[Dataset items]
▬▬▬▬▬▬▬▬▬▬
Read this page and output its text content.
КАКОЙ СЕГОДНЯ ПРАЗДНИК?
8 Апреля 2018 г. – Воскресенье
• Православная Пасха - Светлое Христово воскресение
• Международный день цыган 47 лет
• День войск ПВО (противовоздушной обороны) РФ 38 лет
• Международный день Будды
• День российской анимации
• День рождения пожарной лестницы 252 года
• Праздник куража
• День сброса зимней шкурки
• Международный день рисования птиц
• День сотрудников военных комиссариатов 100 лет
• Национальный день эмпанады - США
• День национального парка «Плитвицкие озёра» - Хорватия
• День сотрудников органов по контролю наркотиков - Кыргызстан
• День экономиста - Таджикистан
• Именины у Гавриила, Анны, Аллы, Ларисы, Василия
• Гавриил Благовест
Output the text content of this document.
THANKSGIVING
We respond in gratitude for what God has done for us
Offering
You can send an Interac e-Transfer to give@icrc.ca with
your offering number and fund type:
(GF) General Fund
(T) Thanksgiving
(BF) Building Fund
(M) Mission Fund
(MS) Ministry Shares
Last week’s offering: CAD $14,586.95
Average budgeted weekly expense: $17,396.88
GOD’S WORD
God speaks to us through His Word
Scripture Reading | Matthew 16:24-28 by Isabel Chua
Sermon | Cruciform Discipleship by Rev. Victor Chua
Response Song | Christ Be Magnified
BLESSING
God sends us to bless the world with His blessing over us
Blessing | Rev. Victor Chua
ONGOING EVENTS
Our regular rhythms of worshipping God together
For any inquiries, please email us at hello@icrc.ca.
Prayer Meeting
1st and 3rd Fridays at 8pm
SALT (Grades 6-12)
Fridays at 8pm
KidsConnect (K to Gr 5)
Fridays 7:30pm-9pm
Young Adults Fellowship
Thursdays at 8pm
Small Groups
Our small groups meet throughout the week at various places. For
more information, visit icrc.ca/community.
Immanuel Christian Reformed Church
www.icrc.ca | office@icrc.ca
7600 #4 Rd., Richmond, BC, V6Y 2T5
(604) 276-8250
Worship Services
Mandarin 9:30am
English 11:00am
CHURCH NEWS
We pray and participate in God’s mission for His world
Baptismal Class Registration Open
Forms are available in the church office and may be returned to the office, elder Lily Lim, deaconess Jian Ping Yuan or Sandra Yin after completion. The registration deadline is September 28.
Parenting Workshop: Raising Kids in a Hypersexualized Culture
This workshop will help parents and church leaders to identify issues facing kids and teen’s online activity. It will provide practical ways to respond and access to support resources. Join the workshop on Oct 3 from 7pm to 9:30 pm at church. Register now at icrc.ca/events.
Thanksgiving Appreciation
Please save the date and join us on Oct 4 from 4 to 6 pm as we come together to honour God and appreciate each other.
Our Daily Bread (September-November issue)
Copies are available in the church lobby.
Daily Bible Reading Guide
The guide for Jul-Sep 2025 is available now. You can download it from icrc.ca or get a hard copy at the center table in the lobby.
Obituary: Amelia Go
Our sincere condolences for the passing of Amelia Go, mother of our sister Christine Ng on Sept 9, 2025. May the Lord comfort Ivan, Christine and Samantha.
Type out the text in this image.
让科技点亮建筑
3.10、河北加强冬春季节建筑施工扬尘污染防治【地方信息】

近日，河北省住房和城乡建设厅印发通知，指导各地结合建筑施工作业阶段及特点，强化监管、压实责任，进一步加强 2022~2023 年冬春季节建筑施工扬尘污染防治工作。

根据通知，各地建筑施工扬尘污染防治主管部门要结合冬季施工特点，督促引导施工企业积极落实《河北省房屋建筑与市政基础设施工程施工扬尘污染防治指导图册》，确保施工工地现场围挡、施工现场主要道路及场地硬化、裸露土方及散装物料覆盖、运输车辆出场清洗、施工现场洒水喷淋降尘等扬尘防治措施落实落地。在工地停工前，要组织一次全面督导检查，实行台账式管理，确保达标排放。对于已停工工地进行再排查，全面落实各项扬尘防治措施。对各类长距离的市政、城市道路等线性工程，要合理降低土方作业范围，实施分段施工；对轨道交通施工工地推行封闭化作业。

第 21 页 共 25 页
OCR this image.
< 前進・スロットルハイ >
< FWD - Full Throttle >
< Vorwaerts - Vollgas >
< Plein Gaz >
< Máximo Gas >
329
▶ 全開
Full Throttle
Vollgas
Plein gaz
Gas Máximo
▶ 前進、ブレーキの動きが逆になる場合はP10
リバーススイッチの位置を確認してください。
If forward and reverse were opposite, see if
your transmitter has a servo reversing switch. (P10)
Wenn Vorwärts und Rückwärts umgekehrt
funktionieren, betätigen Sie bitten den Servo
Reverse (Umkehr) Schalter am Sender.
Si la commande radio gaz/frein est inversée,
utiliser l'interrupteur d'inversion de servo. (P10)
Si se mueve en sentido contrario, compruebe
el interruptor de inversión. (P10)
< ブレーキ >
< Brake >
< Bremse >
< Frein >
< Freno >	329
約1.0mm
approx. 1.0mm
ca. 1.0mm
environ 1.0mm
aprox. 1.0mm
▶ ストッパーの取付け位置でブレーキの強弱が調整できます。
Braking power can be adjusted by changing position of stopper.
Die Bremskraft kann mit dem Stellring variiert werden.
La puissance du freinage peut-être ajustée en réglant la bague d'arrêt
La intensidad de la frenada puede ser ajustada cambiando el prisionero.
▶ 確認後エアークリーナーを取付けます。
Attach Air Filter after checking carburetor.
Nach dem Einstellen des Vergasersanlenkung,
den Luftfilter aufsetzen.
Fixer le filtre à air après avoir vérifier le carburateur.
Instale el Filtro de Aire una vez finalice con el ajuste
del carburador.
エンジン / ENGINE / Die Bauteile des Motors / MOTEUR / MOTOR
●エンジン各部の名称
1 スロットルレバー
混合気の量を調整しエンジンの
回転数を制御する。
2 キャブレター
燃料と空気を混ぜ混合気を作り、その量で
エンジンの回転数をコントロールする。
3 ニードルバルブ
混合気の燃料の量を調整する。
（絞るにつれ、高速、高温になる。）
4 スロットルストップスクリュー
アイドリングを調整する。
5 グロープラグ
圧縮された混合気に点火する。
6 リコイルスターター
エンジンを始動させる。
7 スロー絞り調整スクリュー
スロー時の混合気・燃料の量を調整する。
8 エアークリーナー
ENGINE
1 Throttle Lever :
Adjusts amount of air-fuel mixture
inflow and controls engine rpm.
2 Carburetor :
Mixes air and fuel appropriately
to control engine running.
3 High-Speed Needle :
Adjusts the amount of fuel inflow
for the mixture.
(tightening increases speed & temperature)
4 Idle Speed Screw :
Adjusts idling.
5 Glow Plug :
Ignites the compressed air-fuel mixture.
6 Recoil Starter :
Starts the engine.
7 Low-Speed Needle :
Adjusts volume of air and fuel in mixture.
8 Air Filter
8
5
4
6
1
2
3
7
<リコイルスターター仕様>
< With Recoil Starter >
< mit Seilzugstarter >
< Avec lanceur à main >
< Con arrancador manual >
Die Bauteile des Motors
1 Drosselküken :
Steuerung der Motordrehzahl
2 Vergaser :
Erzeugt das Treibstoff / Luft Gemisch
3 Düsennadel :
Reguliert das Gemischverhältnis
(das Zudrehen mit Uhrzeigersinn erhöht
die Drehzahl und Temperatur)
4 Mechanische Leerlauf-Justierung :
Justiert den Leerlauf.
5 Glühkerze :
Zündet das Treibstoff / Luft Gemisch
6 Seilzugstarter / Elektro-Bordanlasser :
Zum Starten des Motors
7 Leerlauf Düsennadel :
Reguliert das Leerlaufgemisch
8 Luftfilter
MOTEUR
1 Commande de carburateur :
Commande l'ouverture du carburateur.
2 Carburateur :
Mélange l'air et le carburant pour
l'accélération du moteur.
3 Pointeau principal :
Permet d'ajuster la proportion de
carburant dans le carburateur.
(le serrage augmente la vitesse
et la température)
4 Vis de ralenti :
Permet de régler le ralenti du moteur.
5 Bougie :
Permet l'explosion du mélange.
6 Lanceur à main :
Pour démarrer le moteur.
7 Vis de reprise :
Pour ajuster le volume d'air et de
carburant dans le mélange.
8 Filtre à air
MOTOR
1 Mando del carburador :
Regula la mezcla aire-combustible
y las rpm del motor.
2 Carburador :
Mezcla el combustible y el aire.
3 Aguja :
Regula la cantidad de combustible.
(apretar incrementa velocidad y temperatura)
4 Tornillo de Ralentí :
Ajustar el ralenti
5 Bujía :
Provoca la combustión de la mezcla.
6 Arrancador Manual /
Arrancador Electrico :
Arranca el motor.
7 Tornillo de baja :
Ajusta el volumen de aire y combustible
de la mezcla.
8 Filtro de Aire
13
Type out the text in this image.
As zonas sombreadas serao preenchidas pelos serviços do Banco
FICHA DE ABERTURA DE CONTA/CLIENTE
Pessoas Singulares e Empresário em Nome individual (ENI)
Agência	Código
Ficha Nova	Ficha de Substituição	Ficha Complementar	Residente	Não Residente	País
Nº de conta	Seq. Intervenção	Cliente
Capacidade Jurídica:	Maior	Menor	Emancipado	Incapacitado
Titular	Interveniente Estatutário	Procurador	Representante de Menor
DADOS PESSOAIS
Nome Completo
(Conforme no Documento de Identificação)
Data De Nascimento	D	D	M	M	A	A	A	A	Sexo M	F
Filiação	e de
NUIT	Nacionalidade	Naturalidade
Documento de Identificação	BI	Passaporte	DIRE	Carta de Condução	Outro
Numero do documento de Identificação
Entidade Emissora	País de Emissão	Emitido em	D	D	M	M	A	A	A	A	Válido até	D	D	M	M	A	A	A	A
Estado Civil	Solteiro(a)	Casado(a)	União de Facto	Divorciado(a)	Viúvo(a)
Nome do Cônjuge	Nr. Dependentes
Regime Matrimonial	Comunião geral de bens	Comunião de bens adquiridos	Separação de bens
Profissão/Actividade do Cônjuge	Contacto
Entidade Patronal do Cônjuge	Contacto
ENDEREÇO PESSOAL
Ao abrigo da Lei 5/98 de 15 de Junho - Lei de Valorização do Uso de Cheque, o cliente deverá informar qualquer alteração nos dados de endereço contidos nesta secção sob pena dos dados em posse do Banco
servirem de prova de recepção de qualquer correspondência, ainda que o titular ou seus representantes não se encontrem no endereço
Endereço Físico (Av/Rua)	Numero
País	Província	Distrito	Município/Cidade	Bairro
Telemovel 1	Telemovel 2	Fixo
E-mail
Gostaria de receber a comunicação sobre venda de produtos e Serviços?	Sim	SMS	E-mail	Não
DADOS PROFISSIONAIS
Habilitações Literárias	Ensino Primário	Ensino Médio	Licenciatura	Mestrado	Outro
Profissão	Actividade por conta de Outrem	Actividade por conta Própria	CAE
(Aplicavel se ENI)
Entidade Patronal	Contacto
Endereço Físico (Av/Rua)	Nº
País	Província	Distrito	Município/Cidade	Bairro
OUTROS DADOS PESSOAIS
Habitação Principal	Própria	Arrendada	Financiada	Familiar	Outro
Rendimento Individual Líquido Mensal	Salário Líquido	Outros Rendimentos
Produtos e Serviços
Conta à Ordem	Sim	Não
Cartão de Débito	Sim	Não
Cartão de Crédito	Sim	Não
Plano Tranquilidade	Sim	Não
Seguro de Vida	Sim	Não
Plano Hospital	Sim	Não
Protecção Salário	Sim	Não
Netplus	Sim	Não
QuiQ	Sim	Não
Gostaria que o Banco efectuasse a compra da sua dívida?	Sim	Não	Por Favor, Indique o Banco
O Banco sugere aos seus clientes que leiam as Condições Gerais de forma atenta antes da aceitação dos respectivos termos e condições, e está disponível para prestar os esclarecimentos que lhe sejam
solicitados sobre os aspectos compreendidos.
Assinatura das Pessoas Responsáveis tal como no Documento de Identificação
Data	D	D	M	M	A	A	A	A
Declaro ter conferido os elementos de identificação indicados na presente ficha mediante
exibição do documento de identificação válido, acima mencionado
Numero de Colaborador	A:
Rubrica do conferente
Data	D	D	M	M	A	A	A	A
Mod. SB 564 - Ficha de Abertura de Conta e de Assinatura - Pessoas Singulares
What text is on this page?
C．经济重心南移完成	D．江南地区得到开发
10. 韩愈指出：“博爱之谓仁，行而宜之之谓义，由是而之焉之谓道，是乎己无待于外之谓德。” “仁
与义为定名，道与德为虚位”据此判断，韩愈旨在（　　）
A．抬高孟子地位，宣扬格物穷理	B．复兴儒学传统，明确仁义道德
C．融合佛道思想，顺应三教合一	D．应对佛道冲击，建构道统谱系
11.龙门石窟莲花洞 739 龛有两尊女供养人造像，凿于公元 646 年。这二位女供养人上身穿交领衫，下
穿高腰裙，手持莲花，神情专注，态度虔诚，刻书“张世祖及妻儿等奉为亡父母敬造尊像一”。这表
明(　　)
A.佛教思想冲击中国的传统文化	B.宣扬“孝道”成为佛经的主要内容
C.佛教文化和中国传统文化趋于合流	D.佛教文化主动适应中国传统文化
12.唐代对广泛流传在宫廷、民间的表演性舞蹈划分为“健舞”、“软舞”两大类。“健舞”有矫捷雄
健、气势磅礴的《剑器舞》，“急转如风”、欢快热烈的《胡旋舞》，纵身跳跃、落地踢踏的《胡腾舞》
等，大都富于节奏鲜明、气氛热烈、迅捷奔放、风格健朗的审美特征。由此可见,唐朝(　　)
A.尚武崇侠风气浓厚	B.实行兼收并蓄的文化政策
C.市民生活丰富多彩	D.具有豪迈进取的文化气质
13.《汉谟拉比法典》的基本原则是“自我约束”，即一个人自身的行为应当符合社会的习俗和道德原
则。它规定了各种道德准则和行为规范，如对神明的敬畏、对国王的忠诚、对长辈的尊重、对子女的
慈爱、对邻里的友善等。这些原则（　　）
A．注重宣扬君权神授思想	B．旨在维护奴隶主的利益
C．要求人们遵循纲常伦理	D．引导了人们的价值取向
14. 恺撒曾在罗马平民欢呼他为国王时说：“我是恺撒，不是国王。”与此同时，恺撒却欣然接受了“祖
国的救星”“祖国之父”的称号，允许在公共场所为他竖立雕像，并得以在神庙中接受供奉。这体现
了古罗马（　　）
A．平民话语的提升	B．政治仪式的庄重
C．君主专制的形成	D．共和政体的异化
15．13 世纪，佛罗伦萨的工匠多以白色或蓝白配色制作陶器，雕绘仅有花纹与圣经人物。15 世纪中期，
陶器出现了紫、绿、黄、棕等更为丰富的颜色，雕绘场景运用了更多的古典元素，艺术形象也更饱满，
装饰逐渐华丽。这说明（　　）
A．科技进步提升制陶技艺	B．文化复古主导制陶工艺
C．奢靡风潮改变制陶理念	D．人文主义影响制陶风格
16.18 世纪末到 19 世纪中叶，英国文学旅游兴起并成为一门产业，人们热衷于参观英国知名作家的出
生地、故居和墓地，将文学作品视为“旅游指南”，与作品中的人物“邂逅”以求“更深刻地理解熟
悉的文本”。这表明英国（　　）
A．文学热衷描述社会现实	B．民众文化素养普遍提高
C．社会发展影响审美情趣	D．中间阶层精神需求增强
▬▬▬▬▬▬▬▬▬▬
- _WRITTEN REQUEST_:
Find every line with the word "Gostaria" and state how many there are, with no other words.

- _OUTPUT FOR THIS TASK_:
2